What you are asked to do: Write out each line from the data below that includes the word "odległości".

Data records
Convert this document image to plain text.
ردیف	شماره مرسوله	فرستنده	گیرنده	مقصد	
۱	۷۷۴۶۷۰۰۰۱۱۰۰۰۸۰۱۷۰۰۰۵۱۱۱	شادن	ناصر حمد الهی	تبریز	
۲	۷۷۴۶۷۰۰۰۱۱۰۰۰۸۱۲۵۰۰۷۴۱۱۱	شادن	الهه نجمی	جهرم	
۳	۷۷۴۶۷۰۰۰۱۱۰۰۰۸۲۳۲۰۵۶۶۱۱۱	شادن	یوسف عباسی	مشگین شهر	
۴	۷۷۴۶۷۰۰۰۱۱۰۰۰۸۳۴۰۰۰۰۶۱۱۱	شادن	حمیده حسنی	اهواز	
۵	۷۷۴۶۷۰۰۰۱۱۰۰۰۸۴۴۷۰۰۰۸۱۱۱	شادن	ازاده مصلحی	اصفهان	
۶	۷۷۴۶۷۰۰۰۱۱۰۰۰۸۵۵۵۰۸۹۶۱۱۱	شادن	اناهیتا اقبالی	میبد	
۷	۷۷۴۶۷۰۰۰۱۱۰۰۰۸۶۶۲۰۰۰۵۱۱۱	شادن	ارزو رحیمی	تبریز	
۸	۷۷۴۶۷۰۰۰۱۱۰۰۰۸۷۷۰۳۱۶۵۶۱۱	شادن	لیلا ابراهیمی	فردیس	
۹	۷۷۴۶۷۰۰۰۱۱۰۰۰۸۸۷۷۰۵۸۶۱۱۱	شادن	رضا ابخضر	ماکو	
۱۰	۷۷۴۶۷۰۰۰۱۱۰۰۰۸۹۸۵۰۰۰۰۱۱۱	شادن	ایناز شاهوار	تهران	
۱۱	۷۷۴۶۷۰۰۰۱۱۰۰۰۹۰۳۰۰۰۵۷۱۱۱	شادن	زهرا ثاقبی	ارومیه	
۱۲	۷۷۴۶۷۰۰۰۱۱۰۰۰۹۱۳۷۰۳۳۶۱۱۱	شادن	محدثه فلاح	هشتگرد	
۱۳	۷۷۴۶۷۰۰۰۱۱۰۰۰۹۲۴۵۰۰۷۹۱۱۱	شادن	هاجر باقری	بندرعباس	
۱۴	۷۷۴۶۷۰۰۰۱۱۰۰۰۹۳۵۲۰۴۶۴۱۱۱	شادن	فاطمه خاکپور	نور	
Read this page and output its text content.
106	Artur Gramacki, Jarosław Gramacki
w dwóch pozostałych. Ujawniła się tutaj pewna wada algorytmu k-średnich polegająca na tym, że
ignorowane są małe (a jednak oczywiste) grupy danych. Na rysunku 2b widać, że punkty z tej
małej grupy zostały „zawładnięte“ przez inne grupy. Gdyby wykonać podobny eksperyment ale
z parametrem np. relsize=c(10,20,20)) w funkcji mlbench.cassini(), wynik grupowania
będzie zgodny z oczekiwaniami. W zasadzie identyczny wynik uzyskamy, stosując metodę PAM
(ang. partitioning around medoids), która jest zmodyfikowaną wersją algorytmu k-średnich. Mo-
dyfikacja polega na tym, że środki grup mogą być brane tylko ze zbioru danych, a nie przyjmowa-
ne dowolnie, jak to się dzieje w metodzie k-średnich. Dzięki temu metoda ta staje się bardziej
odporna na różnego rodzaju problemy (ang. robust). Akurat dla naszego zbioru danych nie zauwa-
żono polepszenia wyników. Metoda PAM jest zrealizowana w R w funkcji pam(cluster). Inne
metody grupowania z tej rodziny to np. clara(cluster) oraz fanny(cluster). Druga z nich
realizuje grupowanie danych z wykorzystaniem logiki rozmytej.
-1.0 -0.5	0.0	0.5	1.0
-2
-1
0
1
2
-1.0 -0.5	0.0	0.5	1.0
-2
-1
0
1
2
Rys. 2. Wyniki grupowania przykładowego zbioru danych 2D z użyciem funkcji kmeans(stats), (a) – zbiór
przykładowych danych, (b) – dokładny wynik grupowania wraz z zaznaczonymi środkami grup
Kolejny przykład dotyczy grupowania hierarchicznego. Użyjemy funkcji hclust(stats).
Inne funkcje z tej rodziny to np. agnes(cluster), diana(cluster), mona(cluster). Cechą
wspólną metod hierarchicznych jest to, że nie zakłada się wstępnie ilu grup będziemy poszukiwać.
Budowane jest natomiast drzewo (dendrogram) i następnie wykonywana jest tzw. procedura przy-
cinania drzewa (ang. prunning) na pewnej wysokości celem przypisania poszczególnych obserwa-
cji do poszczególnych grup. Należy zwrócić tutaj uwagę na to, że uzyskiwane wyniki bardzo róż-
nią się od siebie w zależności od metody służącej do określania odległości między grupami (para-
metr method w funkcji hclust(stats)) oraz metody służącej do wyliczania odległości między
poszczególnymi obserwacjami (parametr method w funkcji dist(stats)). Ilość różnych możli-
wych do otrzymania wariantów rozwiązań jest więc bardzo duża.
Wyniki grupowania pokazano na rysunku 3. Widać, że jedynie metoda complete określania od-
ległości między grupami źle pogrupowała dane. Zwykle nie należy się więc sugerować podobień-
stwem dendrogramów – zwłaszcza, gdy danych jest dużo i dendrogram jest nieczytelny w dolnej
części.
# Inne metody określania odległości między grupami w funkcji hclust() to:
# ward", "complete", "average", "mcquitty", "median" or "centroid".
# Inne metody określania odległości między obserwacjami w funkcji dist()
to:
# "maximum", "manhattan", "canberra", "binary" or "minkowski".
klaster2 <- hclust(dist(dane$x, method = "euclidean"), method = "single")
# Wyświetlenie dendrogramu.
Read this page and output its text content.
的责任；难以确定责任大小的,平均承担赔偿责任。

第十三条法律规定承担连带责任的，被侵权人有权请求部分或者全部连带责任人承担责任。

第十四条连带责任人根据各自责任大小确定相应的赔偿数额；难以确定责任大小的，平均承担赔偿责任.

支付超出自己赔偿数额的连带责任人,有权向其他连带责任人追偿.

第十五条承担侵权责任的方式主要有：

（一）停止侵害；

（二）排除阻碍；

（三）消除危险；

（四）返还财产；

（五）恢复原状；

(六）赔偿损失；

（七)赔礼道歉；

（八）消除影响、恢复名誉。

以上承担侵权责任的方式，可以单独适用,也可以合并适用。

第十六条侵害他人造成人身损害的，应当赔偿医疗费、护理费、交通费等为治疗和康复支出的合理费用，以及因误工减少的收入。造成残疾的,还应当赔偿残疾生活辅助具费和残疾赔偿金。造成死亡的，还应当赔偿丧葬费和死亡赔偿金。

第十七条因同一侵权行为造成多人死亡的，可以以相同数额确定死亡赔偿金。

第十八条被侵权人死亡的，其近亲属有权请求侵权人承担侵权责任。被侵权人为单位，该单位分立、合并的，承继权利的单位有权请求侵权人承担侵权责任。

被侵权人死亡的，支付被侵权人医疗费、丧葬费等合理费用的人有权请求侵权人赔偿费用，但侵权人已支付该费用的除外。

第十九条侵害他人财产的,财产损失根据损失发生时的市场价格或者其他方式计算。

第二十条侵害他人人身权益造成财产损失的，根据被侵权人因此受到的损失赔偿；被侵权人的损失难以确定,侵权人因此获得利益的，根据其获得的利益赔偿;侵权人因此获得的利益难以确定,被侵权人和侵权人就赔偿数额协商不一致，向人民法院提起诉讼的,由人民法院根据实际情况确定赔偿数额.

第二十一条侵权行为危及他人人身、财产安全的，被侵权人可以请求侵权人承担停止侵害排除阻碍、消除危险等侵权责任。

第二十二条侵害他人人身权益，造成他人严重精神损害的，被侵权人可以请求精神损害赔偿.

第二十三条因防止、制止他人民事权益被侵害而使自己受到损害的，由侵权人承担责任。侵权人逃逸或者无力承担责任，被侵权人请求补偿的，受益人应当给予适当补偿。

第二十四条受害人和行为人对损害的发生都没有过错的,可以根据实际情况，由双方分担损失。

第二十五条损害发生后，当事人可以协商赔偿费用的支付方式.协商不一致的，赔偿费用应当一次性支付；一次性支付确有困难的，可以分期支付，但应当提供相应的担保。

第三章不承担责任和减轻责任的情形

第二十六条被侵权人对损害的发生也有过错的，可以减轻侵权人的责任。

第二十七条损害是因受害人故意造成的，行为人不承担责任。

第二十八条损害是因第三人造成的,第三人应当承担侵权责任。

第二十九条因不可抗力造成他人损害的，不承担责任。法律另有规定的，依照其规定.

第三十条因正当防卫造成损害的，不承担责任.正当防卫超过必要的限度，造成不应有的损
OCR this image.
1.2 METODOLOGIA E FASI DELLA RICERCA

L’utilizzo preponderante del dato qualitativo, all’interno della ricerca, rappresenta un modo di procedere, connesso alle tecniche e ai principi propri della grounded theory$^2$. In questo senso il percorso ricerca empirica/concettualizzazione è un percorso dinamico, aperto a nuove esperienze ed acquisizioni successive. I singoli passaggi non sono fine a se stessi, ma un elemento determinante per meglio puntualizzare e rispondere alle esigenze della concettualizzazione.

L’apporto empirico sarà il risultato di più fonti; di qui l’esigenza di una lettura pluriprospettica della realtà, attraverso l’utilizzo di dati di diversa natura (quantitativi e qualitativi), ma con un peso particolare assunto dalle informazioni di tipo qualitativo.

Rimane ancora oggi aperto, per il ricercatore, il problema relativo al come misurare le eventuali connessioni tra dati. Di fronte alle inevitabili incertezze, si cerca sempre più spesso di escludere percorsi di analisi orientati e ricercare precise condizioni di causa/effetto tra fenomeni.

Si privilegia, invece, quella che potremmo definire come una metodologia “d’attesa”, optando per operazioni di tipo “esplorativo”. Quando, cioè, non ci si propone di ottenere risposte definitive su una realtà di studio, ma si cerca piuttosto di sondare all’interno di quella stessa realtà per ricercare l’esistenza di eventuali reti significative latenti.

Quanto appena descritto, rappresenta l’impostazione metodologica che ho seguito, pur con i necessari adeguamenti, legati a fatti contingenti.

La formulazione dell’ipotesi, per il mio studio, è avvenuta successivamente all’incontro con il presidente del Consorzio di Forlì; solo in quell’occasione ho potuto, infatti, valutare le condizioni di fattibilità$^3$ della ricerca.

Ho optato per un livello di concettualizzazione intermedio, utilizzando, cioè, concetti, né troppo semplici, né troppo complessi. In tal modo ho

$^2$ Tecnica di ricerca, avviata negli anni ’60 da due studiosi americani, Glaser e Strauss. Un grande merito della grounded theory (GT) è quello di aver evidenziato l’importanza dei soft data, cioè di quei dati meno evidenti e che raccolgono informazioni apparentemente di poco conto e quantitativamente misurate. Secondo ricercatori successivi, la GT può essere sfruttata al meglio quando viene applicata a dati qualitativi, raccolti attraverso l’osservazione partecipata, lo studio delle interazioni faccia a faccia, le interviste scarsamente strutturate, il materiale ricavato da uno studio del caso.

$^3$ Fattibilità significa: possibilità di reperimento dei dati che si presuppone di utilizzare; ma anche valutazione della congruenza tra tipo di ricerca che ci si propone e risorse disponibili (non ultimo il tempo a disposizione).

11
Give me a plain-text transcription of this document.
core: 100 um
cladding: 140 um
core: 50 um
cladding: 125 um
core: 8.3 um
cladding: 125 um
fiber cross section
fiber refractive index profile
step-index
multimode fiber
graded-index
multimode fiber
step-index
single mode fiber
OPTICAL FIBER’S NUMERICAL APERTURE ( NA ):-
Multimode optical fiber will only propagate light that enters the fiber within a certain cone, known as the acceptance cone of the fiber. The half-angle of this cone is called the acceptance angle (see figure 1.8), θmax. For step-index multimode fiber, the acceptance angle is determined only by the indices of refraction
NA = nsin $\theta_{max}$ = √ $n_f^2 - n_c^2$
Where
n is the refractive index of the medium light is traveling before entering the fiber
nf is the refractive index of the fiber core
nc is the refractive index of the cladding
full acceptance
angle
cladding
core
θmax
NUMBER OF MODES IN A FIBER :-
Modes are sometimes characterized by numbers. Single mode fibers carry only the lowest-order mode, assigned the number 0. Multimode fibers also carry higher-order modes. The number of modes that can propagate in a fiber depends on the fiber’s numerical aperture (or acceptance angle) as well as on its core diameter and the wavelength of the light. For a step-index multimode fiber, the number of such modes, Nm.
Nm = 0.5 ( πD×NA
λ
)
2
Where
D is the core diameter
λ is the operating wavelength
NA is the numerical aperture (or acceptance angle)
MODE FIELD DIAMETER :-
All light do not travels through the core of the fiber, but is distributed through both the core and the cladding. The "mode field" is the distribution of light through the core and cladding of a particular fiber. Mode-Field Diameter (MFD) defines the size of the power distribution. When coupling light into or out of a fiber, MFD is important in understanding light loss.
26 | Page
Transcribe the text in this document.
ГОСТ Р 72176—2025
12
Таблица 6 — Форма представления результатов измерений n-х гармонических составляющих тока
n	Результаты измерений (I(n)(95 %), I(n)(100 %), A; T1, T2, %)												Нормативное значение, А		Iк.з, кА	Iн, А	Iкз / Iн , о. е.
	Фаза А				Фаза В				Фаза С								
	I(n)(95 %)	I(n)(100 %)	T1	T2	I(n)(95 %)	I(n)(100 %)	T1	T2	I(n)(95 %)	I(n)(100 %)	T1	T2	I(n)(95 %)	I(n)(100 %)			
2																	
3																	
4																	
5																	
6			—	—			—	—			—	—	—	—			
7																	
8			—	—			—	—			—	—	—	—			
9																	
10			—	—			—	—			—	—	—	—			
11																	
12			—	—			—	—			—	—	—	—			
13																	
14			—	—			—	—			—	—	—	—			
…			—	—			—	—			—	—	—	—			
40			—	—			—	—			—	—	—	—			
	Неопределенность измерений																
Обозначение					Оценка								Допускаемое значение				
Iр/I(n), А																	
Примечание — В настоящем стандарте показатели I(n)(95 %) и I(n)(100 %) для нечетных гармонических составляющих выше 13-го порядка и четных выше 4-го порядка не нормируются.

Task answer:
nią się od siebie w zależności od metody służącej do określania odległości między grupami (para-
metr method w funkcji hclust(stats)) oraz metody służącej do wyliczania odległości między
# Inne metody określania odległości między grupami w funkcji hclust() to:
# Inne metody określania odległości między obserwacjami w funkcji dist()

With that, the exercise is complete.